:: What is needed ::
Return all of the lines below exactly as they are.

— begin Information given —

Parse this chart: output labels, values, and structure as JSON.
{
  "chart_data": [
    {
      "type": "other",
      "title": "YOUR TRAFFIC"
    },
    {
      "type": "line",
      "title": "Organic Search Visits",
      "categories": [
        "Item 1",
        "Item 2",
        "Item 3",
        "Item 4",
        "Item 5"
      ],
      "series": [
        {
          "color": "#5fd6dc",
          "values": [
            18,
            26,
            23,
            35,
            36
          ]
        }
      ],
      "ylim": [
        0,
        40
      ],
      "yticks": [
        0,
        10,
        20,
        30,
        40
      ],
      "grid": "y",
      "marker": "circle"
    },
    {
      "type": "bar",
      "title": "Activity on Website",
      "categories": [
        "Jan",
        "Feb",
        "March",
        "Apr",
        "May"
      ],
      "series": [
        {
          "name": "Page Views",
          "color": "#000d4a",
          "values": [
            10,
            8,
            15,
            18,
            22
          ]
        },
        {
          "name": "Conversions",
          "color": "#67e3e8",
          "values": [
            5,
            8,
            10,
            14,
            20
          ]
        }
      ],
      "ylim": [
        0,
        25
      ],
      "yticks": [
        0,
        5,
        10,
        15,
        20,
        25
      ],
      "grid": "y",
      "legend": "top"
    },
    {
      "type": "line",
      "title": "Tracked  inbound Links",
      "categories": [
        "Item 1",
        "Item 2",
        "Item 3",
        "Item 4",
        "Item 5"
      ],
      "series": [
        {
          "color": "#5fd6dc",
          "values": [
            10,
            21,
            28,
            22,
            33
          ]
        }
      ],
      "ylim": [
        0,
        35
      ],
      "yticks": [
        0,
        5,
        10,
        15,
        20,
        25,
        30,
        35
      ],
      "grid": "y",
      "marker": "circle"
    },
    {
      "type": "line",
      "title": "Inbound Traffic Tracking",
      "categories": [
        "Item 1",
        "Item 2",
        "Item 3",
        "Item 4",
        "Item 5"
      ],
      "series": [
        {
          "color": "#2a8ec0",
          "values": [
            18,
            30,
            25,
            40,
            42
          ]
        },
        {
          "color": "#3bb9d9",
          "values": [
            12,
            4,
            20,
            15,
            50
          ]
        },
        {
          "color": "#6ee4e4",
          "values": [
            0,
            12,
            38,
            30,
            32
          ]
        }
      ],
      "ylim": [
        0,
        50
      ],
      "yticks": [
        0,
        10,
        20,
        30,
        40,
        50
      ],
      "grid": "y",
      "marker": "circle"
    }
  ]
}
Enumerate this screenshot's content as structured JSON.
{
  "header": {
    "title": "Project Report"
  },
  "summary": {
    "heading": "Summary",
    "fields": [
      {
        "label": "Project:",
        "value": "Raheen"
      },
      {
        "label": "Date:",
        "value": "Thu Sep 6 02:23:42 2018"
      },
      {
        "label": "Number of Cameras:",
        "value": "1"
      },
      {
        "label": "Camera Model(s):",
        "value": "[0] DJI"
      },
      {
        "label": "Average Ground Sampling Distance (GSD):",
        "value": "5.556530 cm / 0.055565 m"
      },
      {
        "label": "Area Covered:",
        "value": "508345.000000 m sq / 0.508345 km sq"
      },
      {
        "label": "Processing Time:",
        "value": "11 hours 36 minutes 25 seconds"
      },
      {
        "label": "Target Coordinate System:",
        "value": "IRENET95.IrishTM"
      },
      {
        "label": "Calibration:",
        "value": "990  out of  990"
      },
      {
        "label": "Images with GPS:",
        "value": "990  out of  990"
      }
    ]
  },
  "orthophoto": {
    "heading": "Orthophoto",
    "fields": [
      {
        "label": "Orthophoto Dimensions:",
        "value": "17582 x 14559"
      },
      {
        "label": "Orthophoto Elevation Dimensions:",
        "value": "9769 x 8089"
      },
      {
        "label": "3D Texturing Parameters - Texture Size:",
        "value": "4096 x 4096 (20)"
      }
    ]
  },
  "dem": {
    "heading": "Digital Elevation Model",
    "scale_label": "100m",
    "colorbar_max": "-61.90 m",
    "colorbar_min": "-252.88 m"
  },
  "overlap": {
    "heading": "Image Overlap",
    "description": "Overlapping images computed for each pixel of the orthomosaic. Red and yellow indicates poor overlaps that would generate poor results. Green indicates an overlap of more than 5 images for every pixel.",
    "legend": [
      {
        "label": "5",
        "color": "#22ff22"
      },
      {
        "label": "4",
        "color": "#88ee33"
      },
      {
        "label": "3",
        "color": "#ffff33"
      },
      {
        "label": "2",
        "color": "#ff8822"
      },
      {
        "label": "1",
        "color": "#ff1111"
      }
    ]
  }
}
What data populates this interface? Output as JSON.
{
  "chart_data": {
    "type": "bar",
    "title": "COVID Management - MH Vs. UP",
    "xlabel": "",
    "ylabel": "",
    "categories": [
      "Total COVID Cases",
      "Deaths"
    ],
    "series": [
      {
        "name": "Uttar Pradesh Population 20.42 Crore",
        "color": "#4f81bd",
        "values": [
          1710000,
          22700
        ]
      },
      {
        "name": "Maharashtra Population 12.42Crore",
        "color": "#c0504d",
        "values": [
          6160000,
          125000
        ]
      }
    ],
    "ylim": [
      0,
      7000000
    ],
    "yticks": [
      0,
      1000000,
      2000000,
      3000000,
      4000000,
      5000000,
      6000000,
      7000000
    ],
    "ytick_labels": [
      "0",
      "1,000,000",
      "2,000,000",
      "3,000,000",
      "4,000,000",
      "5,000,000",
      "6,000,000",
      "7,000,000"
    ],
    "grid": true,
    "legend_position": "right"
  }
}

— end Information given —

:: Problem solution ::
Parse this chart: output labels, values, and structure as JSON.
{
  "chart_data": [
    {
      "type": "other",
      "title": "YOUR TRAFFIC"
    },
    {
      "type": "line",
      "title": "Organic Search Visits",
      "categories": [
        "Item 1",
        "Item 2",
        "Item 3",
        "Item 4",
        "Item 5"
      ],
      "series": [
        {
          "color": "#5fd6dc",
          "values": [
            18,
            26,
            23,
            35,
            36
          ]
        }
      ],
      "ylim": [
        0,
        40
      ],
      "yticks": [
        0,
        10,
        20,
        30,
        40
      ],
      "grid": "y",
      "marker": "circle"
    },
    {
      "type": "bar",
      "title": "Activity on Website",
      "categories": [
        "Jan",
        "Feb",
        "March",
        "Apr",
        "May"
      ],
      "series": [
        {
          "name": "Page Views",
          "color": "#000d4a",
          "values": [
            10,
            8,
            15,
            18,
            22
          ]
        },
        {
          "name": "Conversions",
          "color": "#67e3e8",
          "values": [
            5,
            8,
            10,
            14,
            20
          ]
        }
      ],
      "ylim": [
        0,
        25
      ],
      "yticks": [
        0,
        5,
        10,
        15,
        20,
        25
      ],
      "grid": "y",
      "legend": "top"
    },
    {
      "type": "line",
      "title": "Tracked  inbound Links",
      "categories": [
        "Item 1",
        "Item 2",
        "Item 3",
        "Item 4",
        "Item 5"
      ],
      "series": [
        {
          "color": "#5fd6dc",
          "values": [
            10,
            21,
            28,
            22,
            33
          ]
        }
      ],
      "ylim": [
        0,
        35
      ],
      "yticks": [
        0,
        5,
        10,
        15,
        20,
        25,
        30,
        35
      ],
      "grid": "y",
      "marker": "circle"
    },
    {
      "type": "line",
      "title": "Inbound Traffic Tracking",
      "categories": [
        "Item 1",
        "Item 2",
        "Item 3",
        "Item 4",
        "Item 5"
      ],
      "series": [
        {
          "color": "#2a8ec0",
          "values": [
            18,
            30,
            25,
            40,
            42
          ]
        },
        {
          "color": "#3bb9d9",
          "values": [
            12,
            4,
            20,
            15,
            50
          ]
        },
        {
          "color": "#6ee4e4",
          "values": [
            0,
            12,
            38,
            30,
            32
          ]
        }
      ],
      "ylim": [
        0,
        50
      ],
      "yticks": [
        0,
        10,
        20,
        30,
        40,
        50
      ],
      "grid": "y",
      "marker": "circle"
    }
  ]
}
Enumerate this screenshot's content as structured JSON.
{
  "header": {
    "title": "Project Report"
  },
  "summary": {
    "heading": "Summary",
    "fields": [
      {
        "label": "Project:",
        "value": "Raheen"
      },
      {
        "label": "Date:",
        "value": "Thu Sep 6 02:23:42 2018"
      },
      {
        "label": "Number of Cameras:",
        "value": "1"
      },
      {
        "label": "Camera Model(s):",
        "value": "[0] DJI"
      },
      {
        "label": "Average Ground Sampling Distance (GSD):",
        "value": "5.556530 cm / 0.055565 m"
      },
      {
        "label": "Area Covered:",
        "value": "508345.000000 m sq / 0.508345 km sq"
      },
      {
        "label": "Processing Time:",
        "value": "11 hours 36 minutes 25 seconds"
      },
      {
        "label": "Target Coordinate System:",
        "value": "IRENET95.IrishTM"
      },
      {
        "label": "Calibration:",
        "value": "990  out of  990"
      },
      {
        "label": "Images with GPS:",
        "value": "990  out of  990"
      }
    ]
  },
  "orthophoto": {
    "heading": "Orthophoto",
    "fields": [
      {
        "label": "Orthophoto Dimensions:",
        "value": "17582 x 14559"
      },
      {
        "label": "Orthophoto Elevation Dimensions:",
        "value": "9769 x 8089"
      },
      {
        "label": "3D Texturing Parameters - Texture Size:",
        "value": "4096 x 4096 (20)"
      }
    ]
  },
  "dem": {
    "heading": "Digital Elevation Model",
    "scale_label": "100m",
    "colorbar_max": "-61.90 m",
    "colorbar_min": "-252.88 m"
  },
  "overlap": {
    "heading": "Image Overlap",
    "description": "Overlapping images computed for each pixel of the orthomosaic. Red and yellow indicates poor overlaps that would generate poor results. Green indicates an overlap of more than 5 images for every pixel.",
    "legend": [
      {
        "label": "5",
        "color": "#22ff22"
      },
      {
        "label": "4",
        "color": "#88ee33"
      },
      {
        "label": "3",
        "color": "#ffff33"
      },
      {
        "label": "2",
        "color": "#ff8822"
      },
      {
        "label": "1",
        "color": "#ff1111"
      }
    ]
  }
}
What data populates this interface? Output as JSON.
{
  "chart_data": {
    "type": "bar",
    "title": "COVID Management - MH Vs. UP",
    "xlabel": "",
    "ylabel": "",
    "categories": [
      "Total COVID Cases",
      "Deaths"
    ],
    "series": [
      {
        "name": "Uttar Pradesh Population 20.42 Crore",
        "color": "#4f81bd",
        "values": [
          1710000,
          22700
        ]
      },
      {
        "name": "Maharashtra Population 12.42Crore",
        "color": "#c0504d",
        "values": [
          6160000,
          125000
        ]
      }
    ],
    "ylim": [
      0,
      7000000
    ],
    "yticks": [
      0,
      1000000,
      2000000,
      3000000,
      4000000,
      5000000,
      6000000,
      7000000
    ],
    "ytick_labels": [
      "0",
      "1,000,000",
      "2,000,000",
      "3,000,000",
      "4,000,000",
      "5,000,000",
      "6,000,000",
      "7,000,000"
    ],
    "grid": true,
    "legend_position": "right"
  }
}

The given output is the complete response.